— GOAL —
Set every record down verbatim and omit the pictures.

Figure collection entries:
* begin *
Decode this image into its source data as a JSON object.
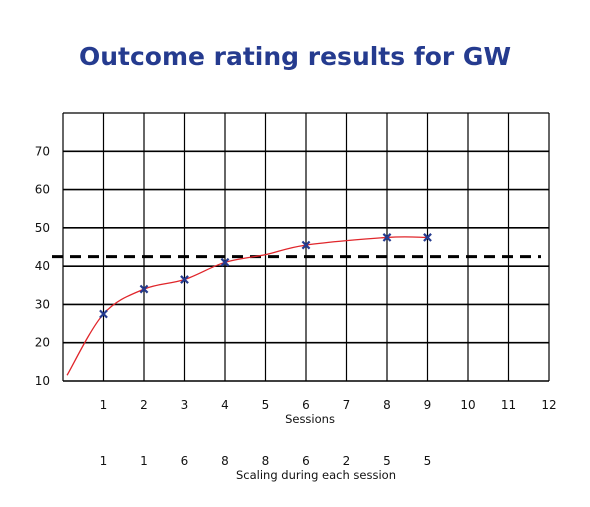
{
  "chart_data": {
    "type": "line",
    "title": "Outcome rating results for GW",
    "xlabel": "Sessions",
    "ylabel": "",
    "xlim": [
      0,
      12
    ],
    "ylim": [
      10,
      80
    ],
    "x_ticks": [
      "1",
      "2",
      "3",
      "4",
      "5",
      "6",
      "7",
      "8",
      "9",
      "10",
      "11",
      "12"
    ],
    "y_ticks": [
      "10",
      "20",
      "30",
      "40",
      "50",
      "60",
      "70"
    ],
    "grid": true,
    "series": [
      {
        "color": "#e0262b",
        "marker_color": "#253b8f",
        "points": [
          {
            "x": 1,
            "y": 27.5
          },
          {
            "x": 2,
            "y": 34
          },
          {
            "x": 3,
            "y": 36.5
          },
          {
            "x": 4,
            "y": 41
          },
          {
            "x": 6,
            "y": 45.5
          },
          {
            "x": 8,
            "y": 47.5
          },
          {
            "x": 9,
            "y": 47.5
          }
        ],
        "curve_start": {
          "x": 0.1,
          "y": 11.5
        },
        "curve_through": {
          "x": 5,
          "y": 43
        }
      }
    ],
    "reference_line": {
      "y": 42.5,
      "style": "dashed",
      "color": "#000000"
    },
    "secondary_row": {
      "label": "Scaling during each session",
      "values": [
        {
          "x": 1,
          "label": "1"
        },
        {
          "x": 2,
          "label": "1"
        },
        {
          "x": 3,
          "label": "6"
        },
        {
          "x": 4,
          "label": "8"
        },
        {
          "x": 5,
          "label": "8"
        },
        {
          "x": 6,
          "label": "6"
        },
        {
          "x": 7,
          "label": "2"
        },
        {
          "x": 8,
          "label": "5"
        },
        {
          "x": 9,
          "label": "5"
        }
      ]
    }
  }
}
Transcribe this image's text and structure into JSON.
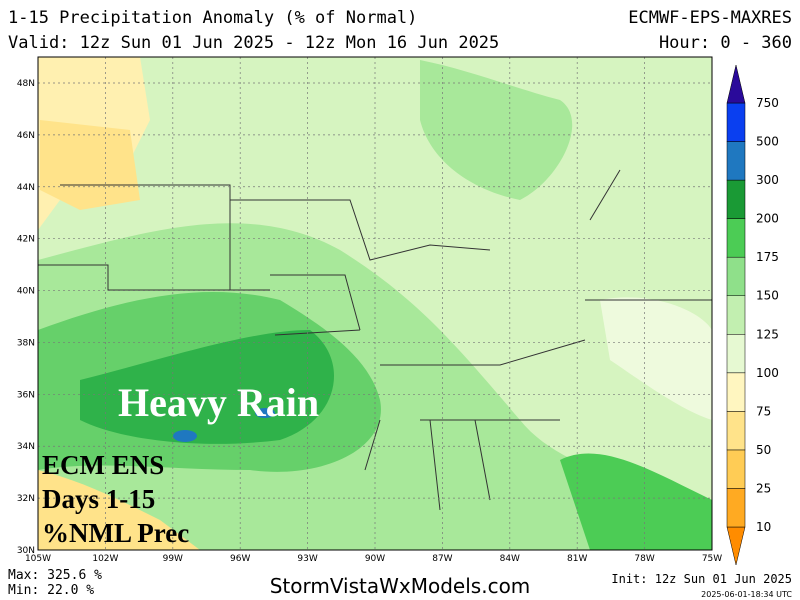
{
  "header": {
    "title": "1-15 Precipitation Anomaly (% of Normal)",
    "model": "ECMWF-EPS-MAXRES",
    "valid": "Valid: 12z Sun 01 Jun 2025 - 12z Mon 16 Jun 2025",
    "hour": "Hour: 0 - 360"
  },
  "map": {
    "lat_labels": [
      "48N",
      "46N",
      "44N",
      "42N",
      "40N",
      "38N",
      "36N",
      "34N",
      "32N",
      "30N"
    ],
    "lon_labels": [
      "105W",
      "102W",
      "99W",
      "96W",
      "93W",
      "90W",
      "87W",
      "84W",
      "81W",
      "78W",
      "75W"
    ],
    "overlay": {
      "headline": "Heavy Rain",
      "caption": [
        "ECM ENS",
        "Days 1-15",
        "%NML Prec"
      ]
    }
  },
  "colorbar": {
    "levels": [
      10,
      25,
      50,
      75,
      100,
      125,
      150,
      175,
      200,
      300,
      500,
      750
    ],
    "colors": [
      "#ff8c00",
      "#ffaa22",
      "#ffcc55",
      "#ffe38a",
      "#fff6c0",
      "#e6f9d2",
      "#c2efb0",
      "#8fe08a",
      "#4ccc55",
      "#1a9a35",
      "#1f78c0",
      "#0a3ff0",
      "#2a0a9a"
    ]
  },
  "footer": {
    "max": "Max: 325.6 %",
    "min": "Min: 22.0 %",
    "site": "StormVistaWxModels.com",
    "init": "Init: 12z Sun 01 Jun 2025",
    "stamp": "2025-06-01-18:34 UTC"
  }
}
* end *
— COMPLETED TASK —
Decode this image into its source data as a JSON object.
{
  "chart_data": {
    "type": "line",
    "title": "Outcome rating results for GW",
    "xlabel": "Sessions",
    "ylabel": "",
    "xlim": [
      0,
      12
    ],
    "ylim": [
      10,
      80
    ],
    "x_ticks": [
      "1",
      "2",
      "3",
      "4",
      "5",
      "6",
      "7",
      "8",
      "9",
      "10",
      "11",
      "12"
    ],
    "y_ticks": [
      "10",
      "20",
      "30",
      "40",
      "50",
      "60",
      "70"
    ],
    "grid": true,
    "series": [
      {
        "color": "#e0262b",
        "marker_color": "#253b8f",
        "points": [
          {
            "x": 1,
            "y": 27.5
          },
          {
            "x": 2,
            "y": 34
          },
          {
            "x": 3,
            "y": 36.5
          },
          {
            "x": 4,
            "y": 41
          },
          {
            "x": 6,
            "y": 45.5
          },
          {
            "x": 8,
            "y": 47.5
          },
          {
            "x": 9,
            "y": 47.5
          }
        ],
        "curve_start": {
          "x": 0.1,
          "y": 11.5
        },
        "curve_through": {
          "x": 5,
          "y": 43
        }
      }
    ],
    "reference_line": {
      "y": 42.5,
      "style": "dashed",
      "color": "#000000"
    },
    "secondary_row": {
      "label": "Scaling during each session",
      "values": [
        {
          "x": 1,
          "label": "1"
        },
        {
          "x": 2,
          "label": "1"
        },
        {
          "x": 3,
          "label": "6"
        },
        {
          "x": 4,
          "label": "8"
        },
        {
          "x": 5,
          "label": "8"
        },
        {
          "x": 6,
          "label": "6"
        },
        {
          "x": 7,
          "label": "2"
        },
        {
          "x": 8,
          "label": "5"
        },
        {
          "x": 9,
          "label": "5"
        }
      ]
    }
  }
}
Transcribe this image's text and structure into JSON.
{
  "header": {
    "title": "1-15 Precipitation Anomaly (% of Normal)",
    "model": "ECMWF-EPS-MAXRES",
    "valid": "Valid: 12z Sun 01 Jun 2025 - 12z Mon 16 Jun 2025",
    "hour": "Hour: 0 - 360"
  },
  "map": {
    "lat_labels": [
      "48N",
      "46N",
      "44N",
      "42N",
      "40N",
      "38N",
      "36N",
      "34N",
      "32N",
      "30N"
    ],
    "lon_labels": [
      "105W",
      "102W",
      "99W",
      "96W",
      "93W",
      "90W",
      "87W",
      "84W",
      "81W",
      "78W",
      "75W"
    ],
    "overlay": {
      "headline": "Heavy Rain",
      "caption": [
        "ECM ENS",
        "Days 1-15",
        "%NML Prec"
      ]
    }
  },
  "colorbar": {
    "levels": [
      10,
      25,
      50,
      75,
      100,
      125,
      150,
      175,
      200,
      300,
      500,
      750
    ],
    "colors": [
      "#ff8c00",
      "#ffaa22",
      "#ffcc55",
      "#ffe38a",
      "#fff6c0",
      "#e6f9d2",
      "#c2efb0",
      "#8fe08a",
      "#4ccc55",
      "#1a9a35",
      "#1f78c0",
      "#0a3ff0",
      "#2a0a9a"
    ]
  },
  "footer": {
    "max": "Max: 325.6 %",
    "min": "Min: 22.0 %",
    "site": "StormVistaWxModels.com",
    "init": "Init: 12z Sun 01 Jun 2025",
    "stamp": "2025-06-01-18:34 UTC"
  }
}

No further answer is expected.